### WHAT THE TASK REQUIRES
Count lines with "marker" in them. Report only the total.

══ STORED ROWS

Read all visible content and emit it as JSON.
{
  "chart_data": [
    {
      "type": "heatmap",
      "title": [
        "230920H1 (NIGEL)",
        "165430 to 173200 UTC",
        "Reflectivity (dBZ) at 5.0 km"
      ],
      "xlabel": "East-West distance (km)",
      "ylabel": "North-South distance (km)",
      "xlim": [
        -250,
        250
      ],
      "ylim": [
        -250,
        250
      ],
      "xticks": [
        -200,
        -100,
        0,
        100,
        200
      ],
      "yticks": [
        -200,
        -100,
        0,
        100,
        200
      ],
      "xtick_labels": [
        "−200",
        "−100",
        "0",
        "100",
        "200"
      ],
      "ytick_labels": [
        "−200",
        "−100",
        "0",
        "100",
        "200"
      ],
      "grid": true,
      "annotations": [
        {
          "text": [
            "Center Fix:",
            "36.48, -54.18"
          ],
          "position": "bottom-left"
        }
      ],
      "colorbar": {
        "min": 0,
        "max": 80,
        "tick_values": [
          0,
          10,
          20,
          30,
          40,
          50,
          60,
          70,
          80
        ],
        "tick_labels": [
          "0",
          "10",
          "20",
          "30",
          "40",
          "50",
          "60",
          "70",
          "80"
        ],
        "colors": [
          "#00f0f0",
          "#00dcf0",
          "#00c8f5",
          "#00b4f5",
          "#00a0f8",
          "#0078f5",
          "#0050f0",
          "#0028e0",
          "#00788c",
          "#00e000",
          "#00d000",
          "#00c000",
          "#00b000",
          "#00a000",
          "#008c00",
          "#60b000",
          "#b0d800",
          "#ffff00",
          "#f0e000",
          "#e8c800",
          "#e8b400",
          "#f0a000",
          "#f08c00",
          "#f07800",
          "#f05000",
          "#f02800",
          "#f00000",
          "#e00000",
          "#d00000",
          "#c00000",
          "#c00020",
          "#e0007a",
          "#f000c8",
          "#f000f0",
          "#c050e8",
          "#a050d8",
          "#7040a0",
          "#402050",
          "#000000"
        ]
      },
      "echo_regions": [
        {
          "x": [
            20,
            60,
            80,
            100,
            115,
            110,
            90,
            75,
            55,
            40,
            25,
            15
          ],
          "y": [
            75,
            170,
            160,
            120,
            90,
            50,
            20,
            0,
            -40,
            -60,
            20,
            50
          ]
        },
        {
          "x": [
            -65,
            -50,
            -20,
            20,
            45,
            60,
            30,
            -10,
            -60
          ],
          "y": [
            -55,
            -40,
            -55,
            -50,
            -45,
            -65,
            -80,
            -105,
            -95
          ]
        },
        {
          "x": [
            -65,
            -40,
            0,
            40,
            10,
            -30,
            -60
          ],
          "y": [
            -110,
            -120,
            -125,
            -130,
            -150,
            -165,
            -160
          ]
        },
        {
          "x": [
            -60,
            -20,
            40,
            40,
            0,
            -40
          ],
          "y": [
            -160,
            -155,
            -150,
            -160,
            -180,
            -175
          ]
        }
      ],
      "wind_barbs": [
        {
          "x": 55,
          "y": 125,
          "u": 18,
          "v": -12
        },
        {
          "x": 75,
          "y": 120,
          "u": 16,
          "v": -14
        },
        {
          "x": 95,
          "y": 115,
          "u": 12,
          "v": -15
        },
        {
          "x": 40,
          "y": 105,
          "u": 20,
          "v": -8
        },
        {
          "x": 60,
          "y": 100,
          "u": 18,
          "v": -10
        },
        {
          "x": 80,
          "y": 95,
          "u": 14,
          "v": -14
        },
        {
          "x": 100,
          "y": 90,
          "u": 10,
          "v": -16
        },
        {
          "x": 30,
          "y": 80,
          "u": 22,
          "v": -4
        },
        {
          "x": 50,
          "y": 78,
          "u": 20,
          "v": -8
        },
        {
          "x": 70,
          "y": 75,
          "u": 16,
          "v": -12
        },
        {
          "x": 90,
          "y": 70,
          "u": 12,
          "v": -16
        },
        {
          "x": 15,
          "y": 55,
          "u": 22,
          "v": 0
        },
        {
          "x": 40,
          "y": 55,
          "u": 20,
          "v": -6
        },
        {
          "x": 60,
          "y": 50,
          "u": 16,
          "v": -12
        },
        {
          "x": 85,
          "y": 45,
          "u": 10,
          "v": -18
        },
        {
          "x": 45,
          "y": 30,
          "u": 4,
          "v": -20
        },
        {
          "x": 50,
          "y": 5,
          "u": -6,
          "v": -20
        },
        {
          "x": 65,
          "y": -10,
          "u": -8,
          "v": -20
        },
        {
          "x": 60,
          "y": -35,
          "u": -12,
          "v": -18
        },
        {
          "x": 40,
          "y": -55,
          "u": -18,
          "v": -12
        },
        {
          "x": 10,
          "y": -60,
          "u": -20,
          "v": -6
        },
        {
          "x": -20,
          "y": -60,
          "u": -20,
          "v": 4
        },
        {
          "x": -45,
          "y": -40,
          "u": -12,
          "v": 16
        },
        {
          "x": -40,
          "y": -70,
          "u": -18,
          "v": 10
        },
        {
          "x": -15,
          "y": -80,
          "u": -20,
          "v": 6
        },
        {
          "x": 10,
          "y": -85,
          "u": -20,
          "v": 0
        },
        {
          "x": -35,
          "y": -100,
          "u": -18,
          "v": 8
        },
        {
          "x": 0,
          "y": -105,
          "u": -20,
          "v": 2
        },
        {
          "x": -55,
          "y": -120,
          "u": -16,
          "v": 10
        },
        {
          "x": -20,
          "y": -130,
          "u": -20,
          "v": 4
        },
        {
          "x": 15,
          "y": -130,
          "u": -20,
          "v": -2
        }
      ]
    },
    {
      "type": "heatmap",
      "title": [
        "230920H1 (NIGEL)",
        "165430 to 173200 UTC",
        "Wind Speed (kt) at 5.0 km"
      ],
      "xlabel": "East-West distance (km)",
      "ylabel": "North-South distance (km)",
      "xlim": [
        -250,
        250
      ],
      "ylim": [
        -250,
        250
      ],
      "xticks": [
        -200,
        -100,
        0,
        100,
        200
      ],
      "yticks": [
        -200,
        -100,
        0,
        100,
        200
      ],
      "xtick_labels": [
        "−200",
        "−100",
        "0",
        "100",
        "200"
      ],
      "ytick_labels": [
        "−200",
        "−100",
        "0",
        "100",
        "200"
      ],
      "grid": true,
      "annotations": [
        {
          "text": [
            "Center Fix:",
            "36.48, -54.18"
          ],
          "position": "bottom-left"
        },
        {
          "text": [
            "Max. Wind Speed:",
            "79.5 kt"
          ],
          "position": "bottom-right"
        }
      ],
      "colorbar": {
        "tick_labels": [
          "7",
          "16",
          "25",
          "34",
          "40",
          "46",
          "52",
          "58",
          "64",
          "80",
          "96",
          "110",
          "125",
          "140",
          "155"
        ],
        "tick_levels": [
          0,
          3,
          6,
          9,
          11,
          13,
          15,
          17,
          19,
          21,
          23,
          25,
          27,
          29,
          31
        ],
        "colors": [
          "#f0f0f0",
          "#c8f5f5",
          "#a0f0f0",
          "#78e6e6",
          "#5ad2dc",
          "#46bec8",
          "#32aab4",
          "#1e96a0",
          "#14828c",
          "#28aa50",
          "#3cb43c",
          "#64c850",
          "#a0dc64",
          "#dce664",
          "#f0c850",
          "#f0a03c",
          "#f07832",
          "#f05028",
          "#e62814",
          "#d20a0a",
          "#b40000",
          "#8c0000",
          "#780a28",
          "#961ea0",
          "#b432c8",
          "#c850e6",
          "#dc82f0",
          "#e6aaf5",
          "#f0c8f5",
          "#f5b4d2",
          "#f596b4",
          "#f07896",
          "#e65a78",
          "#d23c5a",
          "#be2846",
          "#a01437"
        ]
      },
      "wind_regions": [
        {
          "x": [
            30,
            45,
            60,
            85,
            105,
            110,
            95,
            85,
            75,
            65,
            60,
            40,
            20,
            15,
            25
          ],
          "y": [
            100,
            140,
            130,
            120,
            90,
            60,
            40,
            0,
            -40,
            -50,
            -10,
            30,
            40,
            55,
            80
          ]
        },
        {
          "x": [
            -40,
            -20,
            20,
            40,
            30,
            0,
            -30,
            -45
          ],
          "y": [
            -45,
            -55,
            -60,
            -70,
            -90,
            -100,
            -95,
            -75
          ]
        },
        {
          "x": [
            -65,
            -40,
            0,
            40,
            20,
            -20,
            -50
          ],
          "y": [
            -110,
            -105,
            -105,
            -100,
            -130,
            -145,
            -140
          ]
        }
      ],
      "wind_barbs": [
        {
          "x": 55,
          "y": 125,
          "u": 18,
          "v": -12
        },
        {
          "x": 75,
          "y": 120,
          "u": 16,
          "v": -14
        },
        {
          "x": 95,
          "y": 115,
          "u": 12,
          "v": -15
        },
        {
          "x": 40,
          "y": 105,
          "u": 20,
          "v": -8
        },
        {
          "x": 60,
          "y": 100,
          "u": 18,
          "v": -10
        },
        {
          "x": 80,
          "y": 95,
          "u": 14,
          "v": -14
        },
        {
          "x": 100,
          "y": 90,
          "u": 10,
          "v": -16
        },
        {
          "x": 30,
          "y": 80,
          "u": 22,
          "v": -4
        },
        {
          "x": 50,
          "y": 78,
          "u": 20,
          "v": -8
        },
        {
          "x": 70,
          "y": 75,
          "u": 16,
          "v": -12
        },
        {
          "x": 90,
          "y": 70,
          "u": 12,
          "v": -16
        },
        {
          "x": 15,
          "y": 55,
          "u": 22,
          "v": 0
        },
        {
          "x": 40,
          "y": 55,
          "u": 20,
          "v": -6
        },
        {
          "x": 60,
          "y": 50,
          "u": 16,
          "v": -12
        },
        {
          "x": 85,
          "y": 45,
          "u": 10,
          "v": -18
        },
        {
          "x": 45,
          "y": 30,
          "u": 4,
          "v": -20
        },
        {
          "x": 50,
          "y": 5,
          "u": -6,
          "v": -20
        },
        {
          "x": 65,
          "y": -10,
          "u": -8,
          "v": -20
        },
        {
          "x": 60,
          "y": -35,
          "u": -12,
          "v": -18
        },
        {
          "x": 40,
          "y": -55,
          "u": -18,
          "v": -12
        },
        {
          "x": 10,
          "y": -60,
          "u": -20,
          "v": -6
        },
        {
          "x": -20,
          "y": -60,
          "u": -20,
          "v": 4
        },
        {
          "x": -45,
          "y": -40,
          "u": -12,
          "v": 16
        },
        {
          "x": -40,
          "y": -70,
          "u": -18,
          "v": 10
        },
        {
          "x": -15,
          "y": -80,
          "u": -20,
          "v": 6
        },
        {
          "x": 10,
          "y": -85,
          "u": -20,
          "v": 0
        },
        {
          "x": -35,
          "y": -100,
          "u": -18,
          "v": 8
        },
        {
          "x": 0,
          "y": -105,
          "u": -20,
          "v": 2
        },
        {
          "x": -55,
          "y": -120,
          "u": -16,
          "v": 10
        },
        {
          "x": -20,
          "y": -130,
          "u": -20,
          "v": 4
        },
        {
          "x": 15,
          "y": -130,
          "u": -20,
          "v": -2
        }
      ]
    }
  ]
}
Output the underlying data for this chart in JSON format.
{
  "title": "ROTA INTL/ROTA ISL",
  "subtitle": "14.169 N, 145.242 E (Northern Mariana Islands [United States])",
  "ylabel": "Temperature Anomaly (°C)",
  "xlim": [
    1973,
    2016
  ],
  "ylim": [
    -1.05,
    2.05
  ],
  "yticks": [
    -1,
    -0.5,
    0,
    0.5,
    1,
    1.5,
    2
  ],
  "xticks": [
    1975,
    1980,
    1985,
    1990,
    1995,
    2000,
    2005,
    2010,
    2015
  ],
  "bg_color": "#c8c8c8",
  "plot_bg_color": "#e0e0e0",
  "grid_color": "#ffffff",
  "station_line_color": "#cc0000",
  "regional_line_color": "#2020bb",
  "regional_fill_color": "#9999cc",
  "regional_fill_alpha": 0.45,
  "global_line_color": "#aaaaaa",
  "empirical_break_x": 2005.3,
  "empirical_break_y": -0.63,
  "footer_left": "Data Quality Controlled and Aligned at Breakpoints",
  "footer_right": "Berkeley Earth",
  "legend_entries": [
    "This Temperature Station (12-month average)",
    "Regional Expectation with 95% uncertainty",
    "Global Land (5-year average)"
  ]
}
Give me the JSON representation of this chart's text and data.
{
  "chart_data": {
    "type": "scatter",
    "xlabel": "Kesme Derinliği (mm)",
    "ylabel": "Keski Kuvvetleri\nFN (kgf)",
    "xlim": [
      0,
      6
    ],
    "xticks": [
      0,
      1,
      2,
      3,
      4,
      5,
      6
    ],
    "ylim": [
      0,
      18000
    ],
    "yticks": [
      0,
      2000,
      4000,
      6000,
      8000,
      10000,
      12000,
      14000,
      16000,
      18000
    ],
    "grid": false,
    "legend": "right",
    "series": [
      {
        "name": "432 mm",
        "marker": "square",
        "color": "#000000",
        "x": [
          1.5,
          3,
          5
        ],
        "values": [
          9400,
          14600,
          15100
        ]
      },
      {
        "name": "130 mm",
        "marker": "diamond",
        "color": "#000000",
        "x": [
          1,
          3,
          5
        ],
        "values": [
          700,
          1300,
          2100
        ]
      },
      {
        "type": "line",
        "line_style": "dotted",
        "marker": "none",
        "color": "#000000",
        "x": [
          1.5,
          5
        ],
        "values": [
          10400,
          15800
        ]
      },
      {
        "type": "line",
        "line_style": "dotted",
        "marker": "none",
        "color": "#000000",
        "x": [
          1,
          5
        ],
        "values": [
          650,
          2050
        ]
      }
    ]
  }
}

════

### TASK OUTPUT
4